Exercise goal
Work out how many lines of the data hold the string "JSON", and reply with that number alone.

Material for the task
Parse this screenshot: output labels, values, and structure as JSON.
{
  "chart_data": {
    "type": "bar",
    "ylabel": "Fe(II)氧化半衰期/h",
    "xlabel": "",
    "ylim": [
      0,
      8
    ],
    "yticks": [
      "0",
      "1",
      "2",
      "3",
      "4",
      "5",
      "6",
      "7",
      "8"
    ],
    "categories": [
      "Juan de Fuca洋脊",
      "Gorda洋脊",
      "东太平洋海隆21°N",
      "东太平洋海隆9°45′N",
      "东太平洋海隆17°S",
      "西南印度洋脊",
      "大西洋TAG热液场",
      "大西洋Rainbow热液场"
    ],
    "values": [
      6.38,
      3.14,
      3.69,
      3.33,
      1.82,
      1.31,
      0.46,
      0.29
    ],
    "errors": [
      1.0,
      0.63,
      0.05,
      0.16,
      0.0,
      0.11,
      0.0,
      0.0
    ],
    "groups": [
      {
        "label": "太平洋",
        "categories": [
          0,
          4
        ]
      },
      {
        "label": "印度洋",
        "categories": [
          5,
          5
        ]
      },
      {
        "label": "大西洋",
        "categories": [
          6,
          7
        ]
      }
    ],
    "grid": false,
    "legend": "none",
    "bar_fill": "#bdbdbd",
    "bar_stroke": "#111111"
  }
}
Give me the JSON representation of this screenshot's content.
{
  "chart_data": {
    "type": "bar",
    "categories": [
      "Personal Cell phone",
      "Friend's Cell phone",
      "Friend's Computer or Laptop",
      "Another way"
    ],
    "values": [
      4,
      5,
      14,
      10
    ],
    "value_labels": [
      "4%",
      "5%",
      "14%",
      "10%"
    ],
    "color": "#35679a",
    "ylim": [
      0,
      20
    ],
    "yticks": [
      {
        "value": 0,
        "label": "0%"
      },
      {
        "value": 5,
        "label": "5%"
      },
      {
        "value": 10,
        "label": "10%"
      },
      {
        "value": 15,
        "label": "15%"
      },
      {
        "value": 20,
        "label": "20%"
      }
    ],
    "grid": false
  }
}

Problem solution
2